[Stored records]
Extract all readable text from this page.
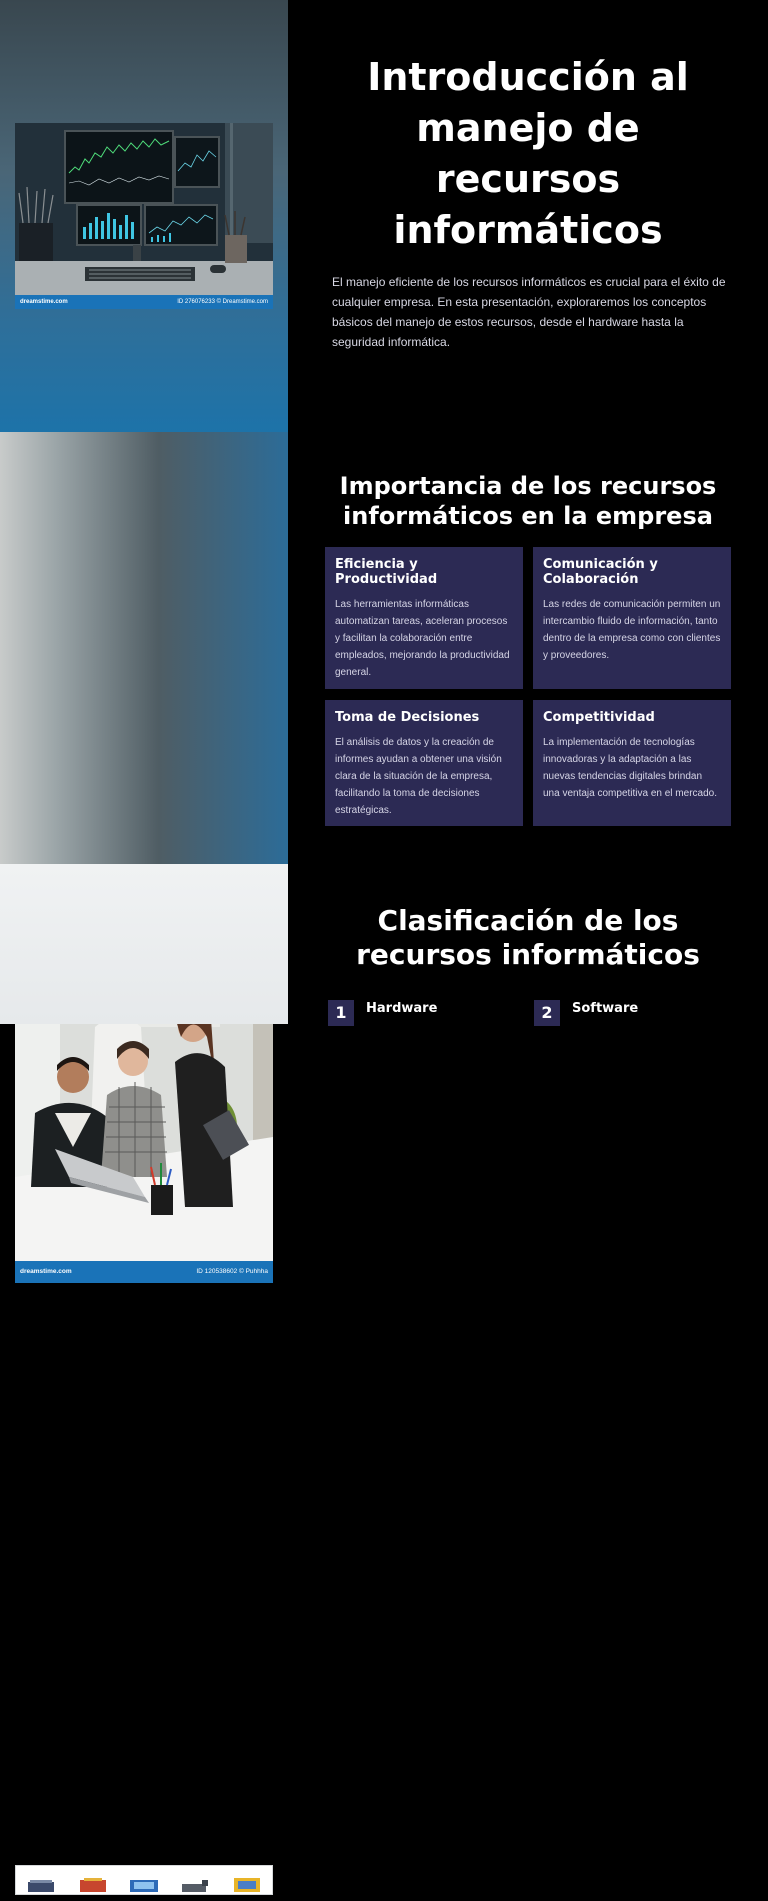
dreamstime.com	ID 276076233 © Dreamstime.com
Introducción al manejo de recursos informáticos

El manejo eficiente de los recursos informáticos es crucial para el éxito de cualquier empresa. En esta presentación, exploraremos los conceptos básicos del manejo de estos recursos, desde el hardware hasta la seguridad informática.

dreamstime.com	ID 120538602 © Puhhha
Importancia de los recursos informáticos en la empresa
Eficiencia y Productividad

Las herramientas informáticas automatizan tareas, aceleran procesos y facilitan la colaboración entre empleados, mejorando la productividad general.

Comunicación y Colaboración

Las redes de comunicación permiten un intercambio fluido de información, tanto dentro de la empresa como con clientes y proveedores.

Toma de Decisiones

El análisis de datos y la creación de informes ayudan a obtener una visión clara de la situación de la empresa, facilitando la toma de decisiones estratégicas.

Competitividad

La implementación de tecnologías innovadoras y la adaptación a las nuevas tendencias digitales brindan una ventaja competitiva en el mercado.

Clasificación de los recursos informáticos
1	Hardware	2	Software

* _SET EXERCISE_
Only the number is wanted: how many lines in the data include the word "informáticos"?

* _SOLUTION TO THE EXERCISE_
4